-- START The input --
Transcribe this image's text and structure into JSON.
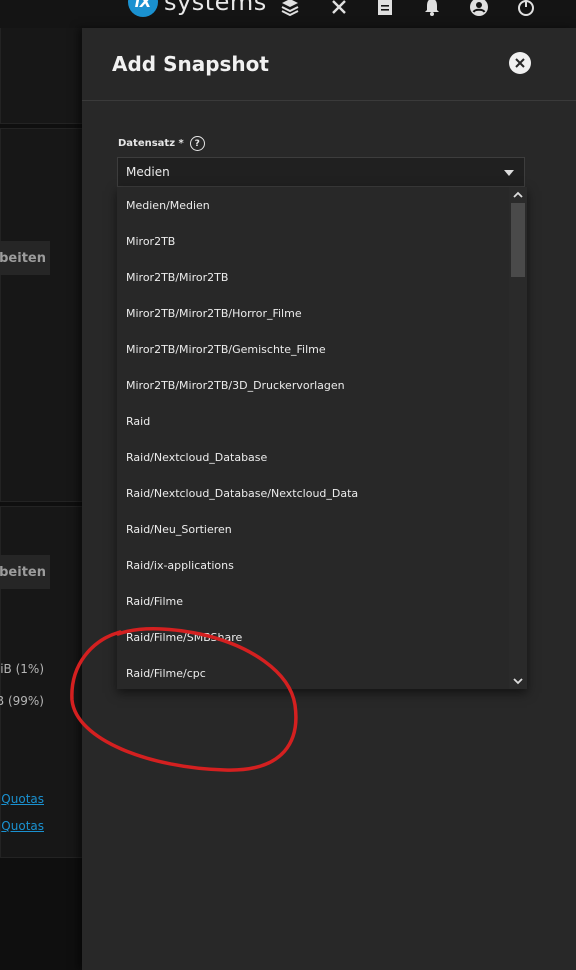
{
  "header": {
    "brand_word": "systems",
    "brand_badge": "iX"
  },
  "background": {
    "button_1": "beiten",
    "button_2": "beiten",
    "usage_1": "iB (1%)",
    "usage_2": "B (99%)",
    "link_1": "Quotas",
    "link_2": "Quotas"
  },
  "panel": {
    "title": "Add Snapshot",
    "dataset_label": "Datensatz *",
    "dataset_value": "Medien",
    "options": [
      "Medien/Medien",
      "Miror2TB",
      "Miror2TB/Miror2TB",
      "Miror2TB/Miror2TB/Horror_Filme",
      "Miror2TB/Miror2TB/Gemischte_Filme",
      "Miror2TB/Miror2TB/3D_Druckervorlagen",
      "Raid",
      "Raid/Nextcloud_Database",
      "Raid/Nextcloud_Database/Nextcloud_Data",
      "Raid/Neu_Sortieren",
      "Raid/ix-applications",
      "Raid/Filme",
      "Raid/Filme/SMBShare",
      "Raid/Filme/cpc"
    ]
  },
  "colors": {
    "accent": "#1a91d0",
    "panel_bg": "#282828",
    "annotation": "#d42020"
  },
  "icons": [
    "ix-logo-icon",
    "layers-icon",
    "network-icon",
    "clipboard-icon",
    "bell-icon",
    "account-icon",
    "power-icon",
    "close-icon",
    "help-icon",
    "chevron-down-icon",
    "scroll-up-icon",
    "scroll-down-icon"
  ]
}
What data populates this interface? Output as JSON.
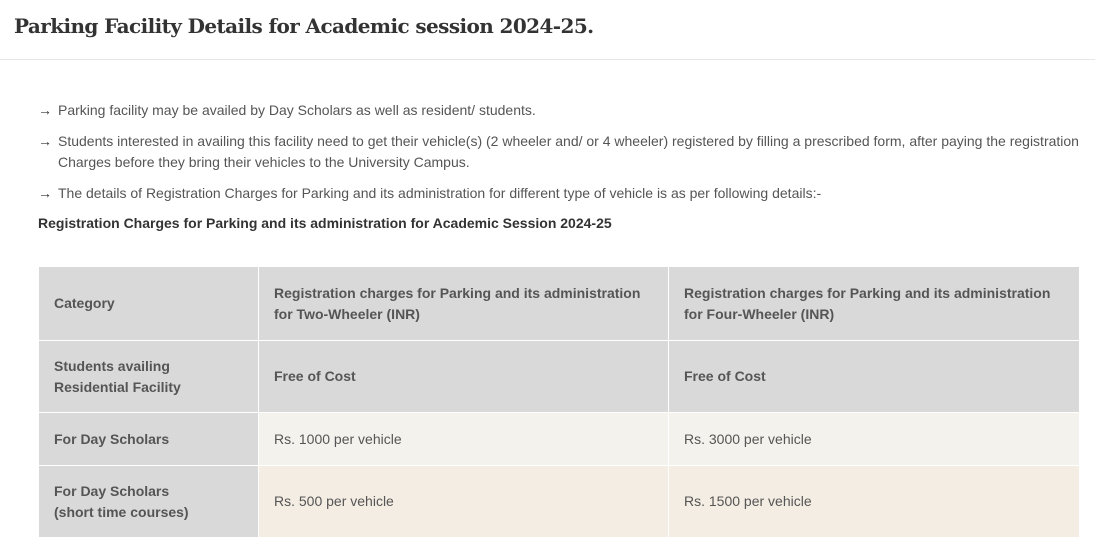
{
  "page": {
    "title": "Parking Facility Details for Academic session 2024-25."
  },
  "bullets": [
    "Parking facility may be availed by Day Scholars as well as resident/ students.",
    "Students interested in availing this facility need to get their vehicle(s) (2 wheeler and/ or 4 wheeler) registered by filling a prescribed form, after paying the registration Charges before they bring their vehicles to the University Campus.",
    "The details of Registration Charges for Parking and its administration for different type of vehicle is as per following details:-"
  ],
  "bullet_icon": "arrow-right-icon",
  "subheading": "Registration Charges for Parking and its administration for Academic Session 2024-25",
  "table": {
    "headers": [
      "Category",
      "Registration charges for Parking and its administration for Two-Wheeler (INR)",
      "Registration charges for Parking and its administration for Four-Wheeler (INR)"
    ],
    "rows": [
      {
        "category_line1": "Students availing",
        "category_line2": "Residential Facility",
        "two_wheeler": "Free of Cost",
        "four_wheeler": "Free of Cost"
      },
      {
        "category_line1": "For Day Scholars",
        "category_line2": "",
        "two_wheeler": "Rs. 1000 per vehicle",
        "four_wheeler": "Rs. 3000 per vehicle"
      },
      {
        "category_line1": "For Day Scholars",
        "category_line2": "(short time courses)",
        "two_wheeler": "Rs. 500 per vehicle",
        "four_wheeler": "Rs. 1500 per vehicle"
      }
    ]
  },
  "colors": {
    "header_bg": "#d9d9d9",
    "row_day_bg": "#f3f2ec",
    "row_short_bg": "#f4ede3",
    "text": "#555555"
  }
}
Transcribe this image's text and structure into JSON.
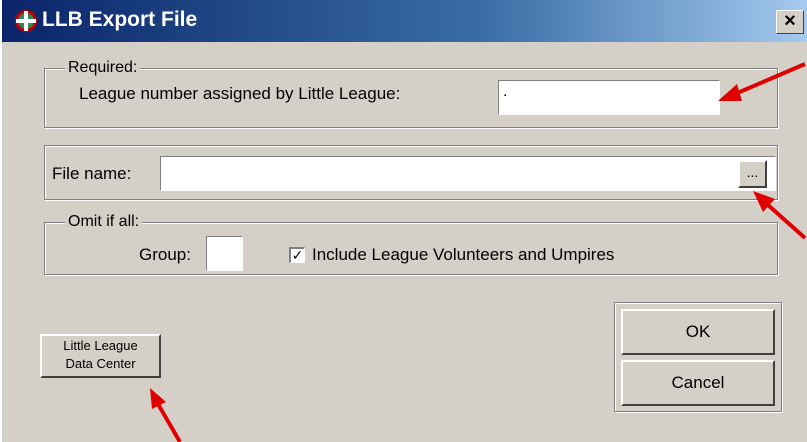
{
  "window": {
    "title": "LLB Export File",
    "close_glyph": "×",
    "icon": "app-logo-icon"
  },
  "required": {
    "legend": "Required:",
    "league_label": "League number assigned by Little League:",
    "league_value": "."
  },
  "file": {
    "label": "File name:",
    "value": "",
    "browse_label": "..."
  },
  "omit": {
    "legend": "Omit if all:",
    "group_label": "Group:",
    "group_value": "",
    "include_label": "Include League Volunteers and Umpires",
    "include_checked": true
  },
  "buttons": {
    "data_center_line1": "Little League",
    "data_center_line2": "Data Center",
    "ok": "OK",
    "cancel": "Cancel"
  },
  "annotation_color": "#e00000"
}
-- END The input --
_Exercise details:_ Copy out every line holding the string "administration".

_Response below:_
    "The details of Registration Charges for Parking and its administration for different type of vehicle is as per following details:-"
  "subheading": "Registration Charges for Parking and its administration for Academic Session 2024-25",
      "Registration charges for Parking and its administration for Two-Wheeler (INR)",
      "Registration charges for Parking and its administration for Four-Wheeler (INR)"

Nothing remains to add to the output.